## Short exercise
Locate and copy each line in the data that contains the word "Aroha".

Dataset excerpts

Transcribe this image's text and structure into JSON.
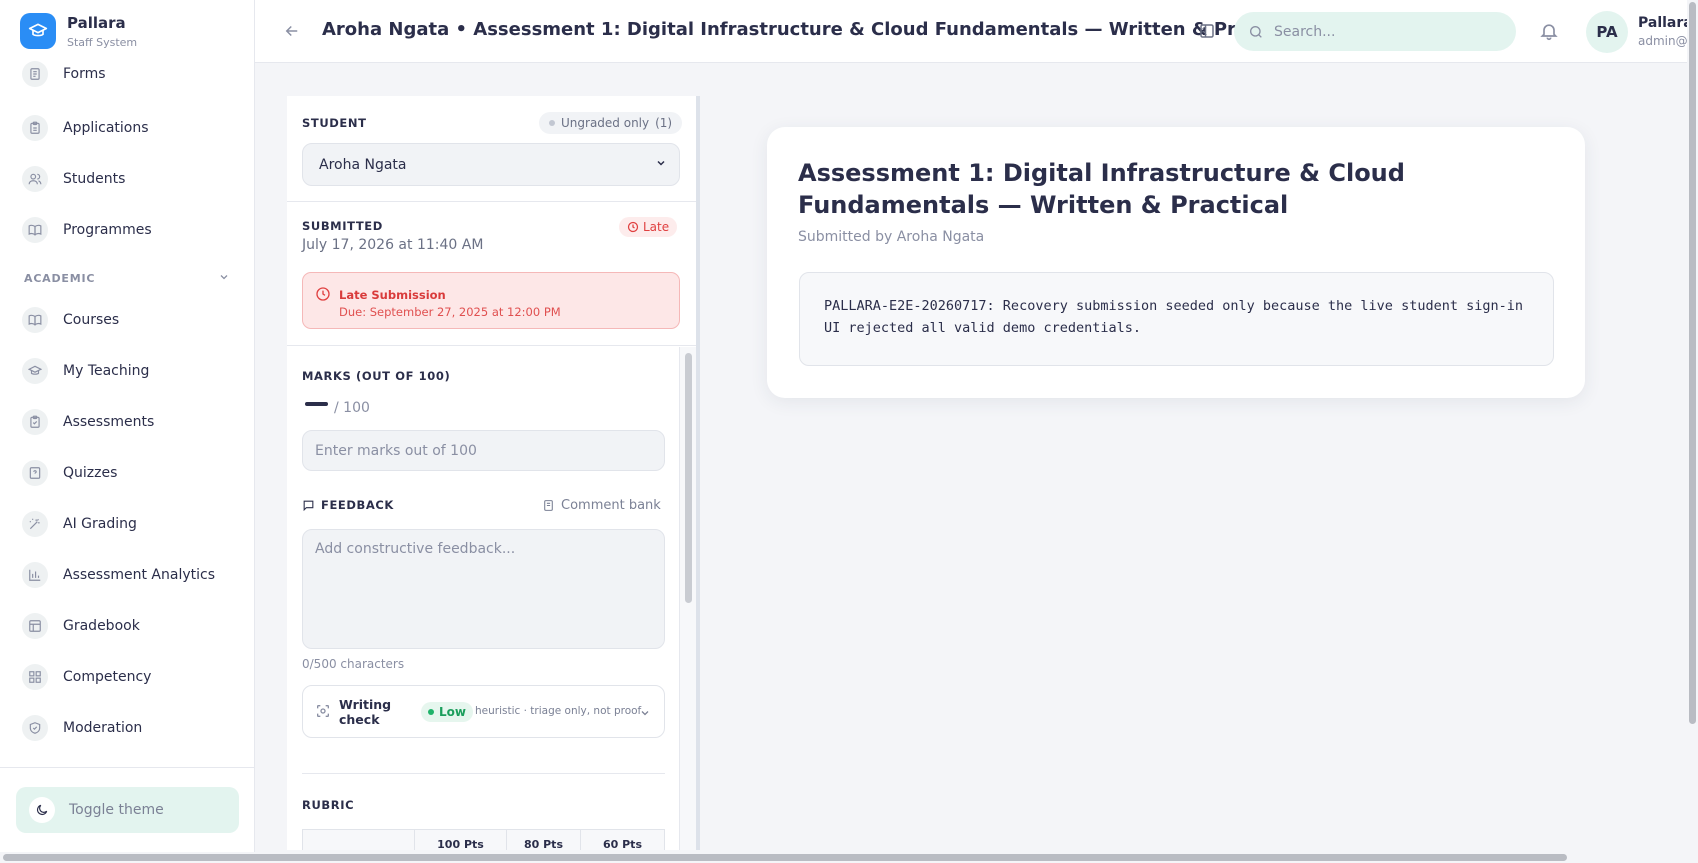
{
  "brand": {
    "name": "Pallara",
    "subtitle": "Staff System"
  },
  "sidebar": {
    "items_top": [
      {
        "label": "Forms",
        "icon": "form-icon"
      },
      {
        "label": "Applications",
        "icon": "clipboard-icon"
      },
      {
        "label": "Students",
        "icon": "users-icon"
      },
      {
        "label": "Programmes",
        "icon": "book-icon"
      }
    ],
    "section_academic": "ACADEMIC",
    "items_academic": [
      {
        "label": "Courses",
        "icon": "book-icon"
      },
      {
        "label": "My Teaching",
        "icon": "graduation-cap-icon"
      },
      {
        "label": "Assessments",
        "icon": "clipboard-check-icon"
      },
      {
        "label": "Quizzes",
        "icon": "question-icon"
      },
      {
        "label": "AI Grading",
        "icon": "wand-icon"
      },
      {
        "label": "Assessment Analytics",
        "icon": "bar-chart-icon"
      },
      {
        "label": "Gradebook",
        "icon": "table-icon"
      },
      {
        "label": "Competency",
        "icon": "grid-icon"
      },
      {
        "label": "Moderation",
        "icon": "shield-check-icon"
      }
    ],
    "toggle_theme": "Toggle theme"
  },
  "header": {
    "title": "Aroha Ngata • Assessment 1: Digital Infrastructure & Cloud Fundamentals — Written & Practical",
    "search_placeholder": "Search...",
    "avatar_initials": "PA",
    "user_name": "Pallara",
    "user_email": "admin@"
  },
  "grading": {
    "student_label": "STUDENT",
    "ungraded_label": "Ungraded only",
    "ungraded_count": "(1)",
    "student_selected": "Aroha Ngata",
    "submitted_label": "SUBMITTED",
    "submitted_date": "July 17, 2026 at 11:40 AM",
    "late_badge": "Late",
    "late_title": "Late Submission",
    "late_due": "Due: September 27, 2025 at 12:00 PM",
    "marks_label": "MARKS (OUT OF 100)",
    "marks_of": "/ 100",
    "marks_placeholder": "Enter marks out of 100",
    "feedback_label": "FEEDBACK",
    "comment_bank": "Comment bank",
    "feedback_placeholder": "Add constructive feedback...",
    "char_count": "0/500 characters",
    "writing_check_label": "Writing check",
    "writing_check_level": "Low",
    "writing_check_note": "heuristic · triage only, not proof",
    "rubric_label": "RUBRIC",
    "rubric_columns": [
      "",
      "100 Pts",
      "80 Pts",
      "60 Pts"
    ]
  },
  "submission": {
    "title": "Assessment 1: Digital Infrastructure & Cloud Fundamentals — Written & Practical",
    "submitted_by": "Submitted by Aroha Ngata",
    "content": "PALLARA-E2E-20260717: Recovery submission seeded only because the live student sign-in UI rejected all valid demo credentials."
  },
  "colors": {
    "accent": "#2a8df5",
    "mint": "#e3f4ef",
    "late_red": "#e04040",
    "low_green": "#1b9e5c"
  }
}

## Answer below
    "title": "Aroha Ngata • Assessment 1: Digital Infrastructure & Cloud Fundamentals — Written & Practical",
    "student_selected": "Aroha Ngata",
    "submitted_by": "Submitted by Aroha Ngata",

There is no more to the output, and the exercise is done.